Request: Output each entry exactly; skip nothing.

◆ ◆ ◆ ◆ ◆ ◆ ◆

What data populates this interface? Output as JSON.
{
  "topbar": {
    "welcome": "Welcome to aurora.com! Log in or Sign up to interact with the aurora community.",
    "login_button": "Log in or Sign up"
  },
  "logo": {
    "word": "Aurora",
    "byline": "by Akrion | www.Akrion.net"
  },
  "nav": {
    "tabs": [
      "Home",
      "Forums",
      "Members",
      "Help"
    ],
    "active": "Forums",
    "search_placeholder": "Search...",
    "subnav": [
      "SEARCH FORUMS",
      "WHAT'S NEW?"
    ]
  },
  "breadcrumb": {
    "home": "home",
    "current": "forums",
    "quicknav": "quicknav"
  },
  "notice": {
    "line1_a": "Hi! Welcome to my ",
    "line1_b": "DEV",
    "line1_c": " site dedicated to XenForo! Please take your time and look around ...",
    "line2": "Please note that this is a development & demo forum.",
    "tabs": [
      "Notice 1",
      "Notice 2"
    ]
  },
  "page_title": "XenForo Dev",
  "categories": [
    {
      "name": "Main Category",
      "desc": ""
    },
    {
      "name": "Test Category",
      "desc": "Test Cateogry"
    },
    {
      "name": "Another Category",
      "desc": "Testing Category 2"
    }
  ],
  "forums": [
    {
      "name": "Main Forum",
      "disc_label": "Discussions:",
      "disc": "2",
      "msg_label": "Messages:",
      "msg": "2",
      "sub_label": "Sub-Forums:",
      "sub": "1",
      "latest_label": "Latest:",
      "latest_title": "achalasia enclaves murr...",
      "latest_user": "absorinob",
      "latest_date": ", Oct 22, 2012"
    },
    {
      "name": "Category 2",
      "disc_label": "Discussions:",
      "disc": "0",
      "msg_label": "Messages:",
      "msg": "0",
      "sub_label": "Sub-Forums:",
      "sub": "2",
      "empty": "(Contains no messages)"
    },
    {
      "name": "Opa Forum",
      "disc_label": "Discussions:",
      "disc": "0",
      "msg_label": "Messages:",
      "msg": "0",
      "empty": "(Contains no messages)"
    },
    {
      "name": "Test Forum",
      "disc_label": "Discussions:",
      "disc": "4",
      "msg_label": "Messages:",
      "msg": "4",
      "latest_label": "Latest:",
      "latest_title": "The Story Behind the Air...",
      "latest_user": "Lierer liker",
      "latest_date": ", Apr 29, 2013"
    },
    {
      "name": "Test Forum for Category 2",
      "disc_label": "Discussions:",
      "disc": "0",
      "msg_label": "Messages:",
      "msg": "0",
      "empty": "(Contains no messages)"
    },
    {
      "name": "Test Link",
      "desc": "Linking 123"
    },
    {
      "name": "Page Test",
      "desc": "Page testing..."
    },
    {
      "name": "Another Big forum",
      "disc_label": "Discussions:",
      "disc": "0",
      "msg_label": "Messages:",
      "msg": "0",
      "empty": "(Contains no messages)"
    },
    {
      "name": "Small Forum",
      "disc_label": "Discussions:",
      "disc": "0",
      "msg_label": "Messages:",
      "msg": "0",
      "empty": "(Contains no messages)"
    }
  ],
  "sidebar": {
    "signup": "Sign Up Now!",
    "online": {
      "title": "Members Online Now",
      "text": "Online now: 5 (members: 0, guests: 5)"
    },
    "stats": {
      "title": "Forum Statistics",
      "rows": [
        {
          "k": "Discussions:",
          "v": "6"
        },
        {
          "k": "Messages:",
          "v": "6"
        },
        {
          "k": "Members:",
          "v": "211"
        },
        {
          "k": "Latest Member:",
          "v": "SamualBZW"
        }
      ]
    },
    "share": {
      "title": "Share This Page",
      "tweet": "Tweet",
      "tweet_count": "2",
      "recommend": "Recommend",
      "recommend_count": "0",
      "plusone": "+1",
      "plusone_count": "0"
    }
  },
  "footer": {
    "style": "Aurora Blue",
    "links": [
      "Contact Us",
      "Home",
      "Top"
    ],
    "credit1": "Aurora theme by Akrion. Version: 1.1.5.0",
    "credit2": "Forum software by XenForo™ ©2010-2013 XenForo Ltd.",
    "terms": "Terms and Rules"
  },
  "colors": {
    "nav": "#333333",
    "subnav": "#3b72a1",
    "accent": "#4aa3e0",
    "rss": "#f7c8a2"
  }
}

◆ ◆ ◆ ◆ ◆ ◆ ◆

Solved problem:
What data populates this interface? Output as JSON.
{
  "topbar": {
    "welcome": "Welcome to aurora.com! Log in or Sign up to interact with the aurora community.",
    "login_button": "Log in or Sign up"
  },
  "logo": {
    "word": "Aurora",
    "byline": "by Akrion | www.Akrion.net"
  },
  "nav": {
    "tabs": [
      "Home",
      "Forums",
      "Members",
      "Help"
    ],
    "active": "Forums",
    "search_placeholder": "Search...",
    "subnav": [
      "SEARCH FORUMS",
      "WHAT'S NEW?"
    ]
  },
  "breadcrumb": {
    "home": "home",
    "current": "forums",
    "quicknav": "quicknav"
  },
  "notice": {
    "line1_a": "Hi! Welcome to my ",
    "line1_b": "DEV",
    "line1_c": " site dedicated to XenForo! Please take your time and look around ...",
    "line2": "Please note that this is a development & demo forum.",
    "tabs": [
      "Notice 1",
      "Notice 2"
    ]
  },
  "page_title": "XenForo Dev",
  "categories": [
    {
      "name": "Main Category",
      "desc": ""
    },
    {
      "name": "Test Category",
      "desc": "Test Cateogry"
    },
    {
      "name": "Another Category",
      "desc": "Testing Category 2"
    }
  ],
  "forums": [
    {
      "name": "Main Forum",
      "disc_label": "Discussions:",
      "disc": "2",
      "msg_label": "Messages:",
      "msg": "2",
      "sub_label": "Sub-Forums:",
      "sub": "1",
      "latest_label": "Latest:",
      "latest_title": "achalasia enclaves murr...",
      "latest_user": "absorinob",
      "latest_date": ", Oct 22, 2012"
    },
    {
      "name": "Category 2",
      "disc_label": "Discussions:",
      "disc": "0",
      "msg_label": "Messages:",
      "msg": "0",
      "sub_label": "Sub-Forums:",
      "sub": "2",
      "empty": "(Contains no messages)"
    },
    {
      "name": "Opa Forum",
      "disc_label": "Discussions:",
      "disc": "0",
      "msg_label": "Messages:",
      "msg": "0",
      "empty": "(Contains no messages)"
    },
    {
      "name": "Test Forum",
      "disc_label": "Discussions:",
      "disc": "4",
      "msg_label": "Messages:",
      "msg": "4",
      "latest_label": "Latest:",
      "latest_title": "The Story Behind the Air...",
      "latest_user": "Lierer liker",
      "latest_date": ", Apr 29, 2013"
    },
    {
      "name": "Test Forum for Category 2",
      "disc_label": "Discussions:",
      "disc": "0",
      "msg_label": "Messages:",
      "msg": "0",
      "empty": "(Contains no messages)"
    },
    {
      "name": "Test Link",
      "desc": "Linking 123"
    },
    {
      "name": "Page Test",
      "desc": "Page testing..."
    },
    {
      "name": "Another Big forum",
      "disc_label": "Discussions:",
      "disc": "0",
      "msg_label": "Messages:",
      "msg": "0",
      "empty": "(Contains no messages)"
    },
    {
      "name": "Small Forum",
      "disc_label": "Discussions:",
      "disc": "0",
      "msg_label": "Messages:",
      "msg": "0",
      "empty": "(Contains no messages)"
    }
  ],
  "sidebar": {
    "signup": "Sign Up Now!",
    "online": {
      "title": "Members Online Now",
      "text": "Online now: 5 (members: 0, guests: 5)"
    },
    "stats": {
      "title": "Forum Statistics",
      "rows": [
        {
          "k": "Discussions:",
          "v": "6"
        },
        {
          "k": "Messages:",
          "v": "6"
        },
        {
          "k": "Members:",
          "v": "211"
        },
        {
          "k": "Latest Member:",
          "v": "SamualBZW"
        }
      ]
    },
    "share": {
      "title": "Share This Page",
      "tweet": "Tweet",
      "tweet_count": "2",
      "recommend": "Recommend",
      "recommend_count": "0",
      "plusone": "+1",
      "plusone_count": "0"
    }
  },
  "footer": {
    "style": "Aurora Blue",
    "links": [
      "Contact Us",
      "Home",
      "Top"
    ],
    "credit1": "Aurora theme by Akrion. Version: 1.1.5.0",
    "credit2": "Forum software by XenForo™ ©2010-2013 XenForo Ltd.",
    "terms": "Terms and Rules"
  },
  "colors": {
    "nav": "#333333",
    "subnav": "#3b72a1",
    "accent": "#4aa3e0",
    "rss": "#f7c8a2"
  }
}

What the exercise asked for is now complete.